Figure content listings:
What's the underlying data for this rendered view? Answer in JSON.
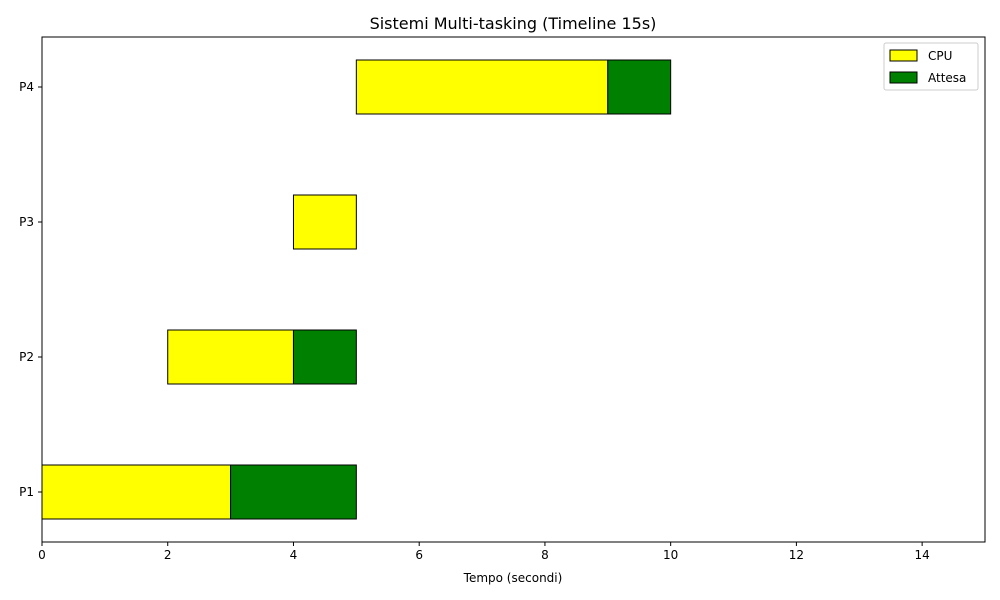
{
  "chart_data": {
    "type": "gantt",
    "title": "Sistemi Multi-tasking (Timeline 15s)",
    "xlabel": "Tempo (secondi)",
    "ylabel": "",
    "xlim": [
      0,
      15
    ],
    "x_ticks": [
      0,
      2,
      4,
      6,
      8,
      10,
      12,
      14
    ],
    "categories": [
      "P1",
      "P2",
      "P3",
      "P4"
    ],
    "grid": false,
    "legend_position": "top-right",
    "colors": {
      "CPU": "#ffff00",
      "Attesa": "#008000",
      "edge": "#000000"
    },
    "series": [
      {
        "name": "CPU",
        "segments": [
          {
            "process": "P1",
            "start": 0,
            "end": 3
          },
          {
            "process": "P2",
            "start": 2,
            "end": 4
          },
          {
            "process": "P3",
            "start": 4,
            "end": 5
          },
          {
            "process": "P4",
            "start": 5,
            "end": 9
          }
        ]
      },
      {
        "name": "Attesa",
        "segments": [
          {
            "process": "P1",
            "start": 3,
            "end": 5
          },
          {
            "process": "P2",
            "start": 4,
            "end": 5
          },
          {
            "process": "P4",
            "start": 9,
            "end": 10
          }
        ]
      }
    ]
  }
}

TASK TO CARRY OUT: Where a line in the entries holds "start", copy that line.

RESULT FOR THIS TASK:
            "start": 0,
            "start": 2,
            "start": 4,
            "start": 5,
            "start": 3,
            "start": 4,
            "start": 9,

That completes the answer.